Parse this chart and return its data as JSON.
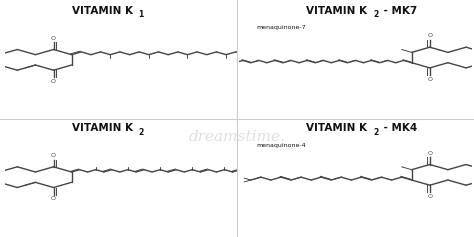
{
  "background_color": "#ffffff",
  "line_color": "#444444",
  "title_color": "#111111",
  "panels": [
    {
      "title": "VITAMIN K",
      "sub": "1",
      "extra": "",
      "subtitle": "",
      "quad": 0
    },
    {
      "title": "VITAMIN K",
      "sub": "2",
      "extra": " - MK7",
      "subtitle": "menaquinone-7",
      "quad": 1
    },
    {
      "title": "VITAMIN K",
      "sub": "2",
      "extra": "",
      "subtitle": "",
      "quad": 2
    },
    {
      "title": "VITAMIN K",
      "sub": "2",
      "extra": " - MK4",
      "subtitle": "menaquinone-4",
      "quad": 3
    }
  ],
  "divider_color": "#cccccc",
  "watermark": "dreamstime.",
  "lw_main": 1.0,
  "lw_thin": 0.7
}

§ Required work: Omit every picture, then repeat the remaining data exactly as it appears above.

§ Exercise answer:
Parse this chart and return its data as JSON.
{
  "background_color": "#ffffff",
  "line_color": "#444444",
  "title_color": "#111111",
  "panels": [
    {
      "title": "VITAMIN K",
      "sub": "1",
      "extra": "",
      "subtitle": "",
      "quad": 0
    },
    {
      "title": "VITAMIN K",
      "sub": "2",
      "extra": " - MK7",
      "subtitle": "menaquinone-7",
      "quad": 1
    },
    {
      "title": "VITAMIN K",
      "sub": "2",
      "extra": "",
      "subtitle": "",
      "quad": 2
    },
    {
      "title": "VITAMIN K",
      "sub": "2",
      "extra": " - MK4",
      "subtitle": "menaquinone-4",
      "quad": 3
    }
  ],
  "divider_color": "#cccccc",
  "watermark": "dreamstime.",
  "lw_main": 1.0,
  "lw_thin": 0.7
}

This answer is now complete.